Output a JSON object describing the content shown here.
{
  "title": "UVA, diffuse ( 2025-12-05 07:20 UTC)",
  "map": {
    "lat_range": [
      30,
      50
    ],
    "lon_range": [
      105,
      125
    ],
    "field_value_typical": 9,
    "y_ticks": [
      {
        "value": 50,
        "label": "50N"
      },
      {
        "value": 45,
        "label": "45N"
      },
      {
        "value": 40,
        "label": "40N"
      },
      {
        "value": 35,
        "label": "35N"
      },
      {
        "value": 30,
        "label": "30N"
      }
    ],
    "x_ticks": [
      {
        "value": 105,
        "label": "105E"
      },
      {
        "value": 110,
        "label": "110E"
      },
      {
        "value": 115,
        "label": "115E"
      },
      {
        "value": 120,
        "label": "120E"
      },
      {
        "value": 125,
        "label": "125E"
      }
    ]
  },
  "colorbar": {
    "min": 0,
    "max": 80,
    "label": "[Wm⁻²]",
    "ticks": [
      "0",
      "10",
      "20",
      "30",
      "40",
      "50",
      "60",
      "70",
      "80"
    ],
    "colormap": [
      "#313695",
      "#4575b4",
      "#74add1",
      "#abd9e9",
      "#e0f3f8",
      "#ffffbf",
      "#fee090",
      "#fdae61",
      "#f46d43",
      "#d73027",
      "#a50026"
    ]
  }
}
------------------------------------
Short exercise —
From the records above, please extract every line and repeat it exactly.

Solution to this task —
Output a JSON object describing the content shown here.
{
  "title": "UVA, diffuse ( 2025-12-05 07:20 UTC)",
  "map": {
    "lat_range": [
      30,
      50
    ],
    "lon_range": [
      105,
      125
    ],
    "field_value_typical": 9,
    "y_ticks": [
      {
        "value": 50,
        "label": "50N"
      },
      {
        "value": 45,
        "label": "45N"
      },
      {
        "value": 40,
        "label": "40N"
      },
      {
        "value": 35,
        "label": "35N"
      },
      {
        "value": 30,
        "label": "30N"
      }
    ],
    "x_ticks": [
      {
        "value": 105,
        "label": "105E"
      },
      {
        "value": 110,
        "label": "110E"
      },
      {
        "value": 115,
        "label": "115E"
      },
      {
        "value": 120,
        "label": "120E"
      },
      {
        "value": 125,
        "label": "125E"
      }
    ]
  },
  "colorbar": {
    "min": 0,
    "max": 80,
    "label": "[Wm⁻²]",
    "ticks": [
      "0",
      "10",
      "20",
      "30",
      "40",
      "50",
      "60",
      "70",
      "80"
    ],
    "colormap": [
      "#313695",
      "#4575b4",
      "#74add1",
      "#abd9e9",
      "#e0f3f8",
      "#ffffbf",
      "#fee090",
      "#fdae61",
      "#f46d43",
      "#d73027",
      "#a50026"
    ]
  }
}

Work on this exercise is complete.